Extracted records
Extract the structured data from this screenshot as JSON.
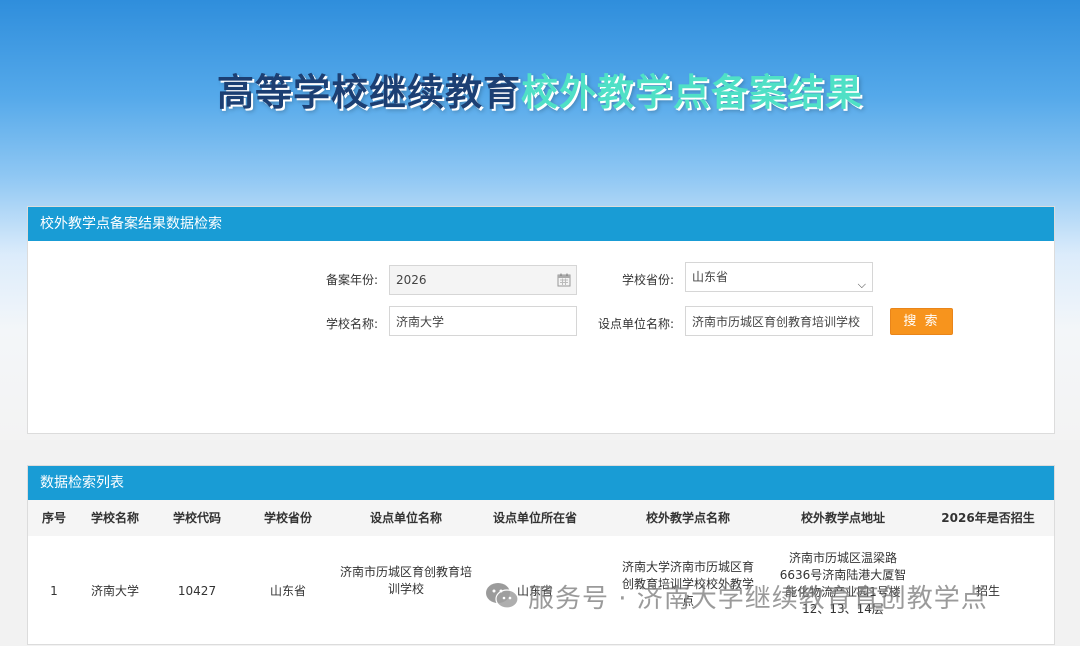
{
  "page": {
    "title_part1": "高等学校继续教育",
    "title_part2": "校外教学点备案结果"
  },
  "search": {
    "header": "校外教学点备案结果数据检索",
    "year_label": "备案年份:",
    "year_value": "2026",
    "province_label": "学校省份:",
    "province_value": "山东省",
    "school_label": "学校名称:",
    "school_value": "济南大学",
    "unit_label": "设点单位名称:",
    "unit_value": "济南市历城区育创教育培训学校",
    "button_label": "搜 索"
  },
  "list": {
    "header": "数据检索列表",
    "columns": [
      "序号",
      "学校名称",
      "学校代码",
      "学校省份",
      "设点单位名称",
      "设点单位所在省",
      "校外教学点名称",
      "校外教学点地址",
      "2026年是否招生"
    ],
    "rows": [
      {
        "index": "1",
        "school_name": "济南大学",
        "school_code": "10427",
        "school_province": "山东省",
        "unit_name": "济南市历城区育创教育培训学校",
        "unit_province": "山东省",
        "site_name": "济南大学济南市历城区育创教育培训学校校外教学点",
        "site_address": "济南市历城区温梁路6636号济南陆港大厦智能化物流产业园1号楼12、13、14层",
        "enrolling": "招生"
      }
    ]
  },
  "watermark": {
    "text": "服务号 · 济南大学继续教育育创教学点"
  }
}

PROBLEM REQUIREMENTS: Transcribe the material exactly, leaving every picture out.

THE RESPONSE:
Extract the structured data from this screenshot as JSON.
{
  "page": {
    "title_part1": "高等学校继续教育",
    "title_part2": "校外教学点备案结果"
  },
  "search": {
    "header": "校外教学点备案结果数据检索",
    "year_label": "备案年份:",
    "year_value": "2026",
    "province_label": "学校省份:",
    "province_value": "山东省",
    "school_label": "学校名称:",
    "school_value": "济南大学",
    "unit_label": "设点单位名称:",
    "unit_value": "济南市历城区育创教育培训学校",
    "button_label": "搜 索"
  },
  "list": {
    "header": "数据检索列表",
    "columns": [
      "序号",
      "学校名称",
      "学校代码",
      "学校省份",
      "设点单位名称",
      "设点单位所在省",
      "校外教学点名称",
      "校外教学点地址",
      "2026年是否招生"
    ],
    "rows": [
      {
        "index": "1",
        "school_name": "济南大学",
        "school_code": "10427",
        "school_province": "山东省",
        "unit_name": "济南市历城区育创教育培训学校",
        "unit_province": "山东省",
        "site_name": "济南大学济南市历城区育创教育培训学校校外教学点",
        "site_address": "济南市历城区温梁路6636号济南陆港大厦智能化物流产业园1号楼12、13、14层",
        "enrolling": "招生"
      }
    ]
  },
  "watermark": {
    "text": "服务号 · 济南大学继续教育育创教学点"
  }
}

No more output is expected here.